DATA PROVIDED:
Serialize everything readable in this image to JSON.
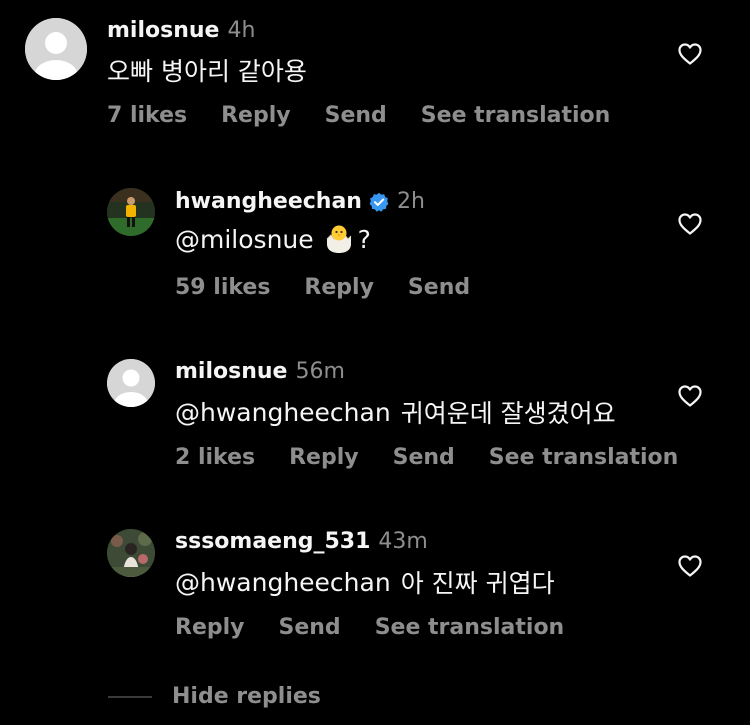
{
  "comments": [
    {
      "username": "milosnue",
      "time": "4h",
      "verified": false,
      "text": "오빠 병아리 같아용",
      "likes": "7 likes",
      "reply": "Reply",
      "send": "Send",
      "translation": "See translation"
    },
    {
      "username": "hwangheechan",
      "time": "2h",
      "verified": true,
      "mention": "@milosnue",
      "emoji": "🐣",
      "suffix": "?",
      "likes": "59 likes",
      "reply": "Reply",
      "send": "Send"
    },
    {
      "username": "milosnue",
      "time": "56m",
      "verified": false,
      "mention": "@hwangheechan",
      "text": "귀여운데 잘생겼어요",
      "likes": "2 likes",
      "reply": "Reply",
      "send": "Send",
      "translation": "See translation"
    },
    {
      "username": "sssomaeng_531",
      "time": "43m",
      "verified": false,
      "mention": "@hwangheechan",
      "text": "아 진짜 귀엽다",
      "reply": "Reply",
      "send": "Send",
      "translation": "See translation"
    }
  ],
  "hide_replies": "Hide replies",
  "colors": {
    "background": "#000000",
    "text_primary": "#f5f5f5",
    "text_secondary": "#8e8e8e",
    "verified_badge": "#3897f0"
  }
}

WORK INSTRUCTIONS:
Transcribe every line in the entries above, taking out only the images.

FULL SOLUTION:
Serialize everything readable in this image to JSON.
{
  "comments": [
    {
      "username": "milosnue",
      "time": "4h",
      "verified": false,
      "text": "오빠 병아리 같아용",
      "likes": "7 likes",
      "reply": "Reply",
      "send": "Send",
      "translation": "See translation"
    },
    {
      "username": "hwangheechan",
      "time": "2h",
      "verified": true,
      "mention": "@milosnue",
      "emoji": "🐣",
      "suffix": "?",
      "likes": "59 likes",
      "reply": "Reply",
      "send": "Send"
    },
    {
      "username": "milosnue",
      "time": "56m",
      "verified": false,
      "mention": "@hwangheechan",
      "text": "귀여운데 잘생겼어요",
      "likes": "2 likes",
      "reply": "Reply",
      "send": "Send",
      "translation": "See translation"
    },
    {
      "username": "sssomaeng_531",
      "time": "43m",
      "verified": false,
      "mention": "@hwangheechan",
      "text": "아 진짜 귀엽다",
      "reply": "Reply",
      "send": "Send",
      "translation": "See translation"
    }
  ],
  "hide_replies": "Hide replies",
  "colors": {
    "background": "#000000",
    "text_primary": "#f5f5f5",
    "text_secondary": "#8e8e8e",
    "verified_badge": "#3897f0"
  }
}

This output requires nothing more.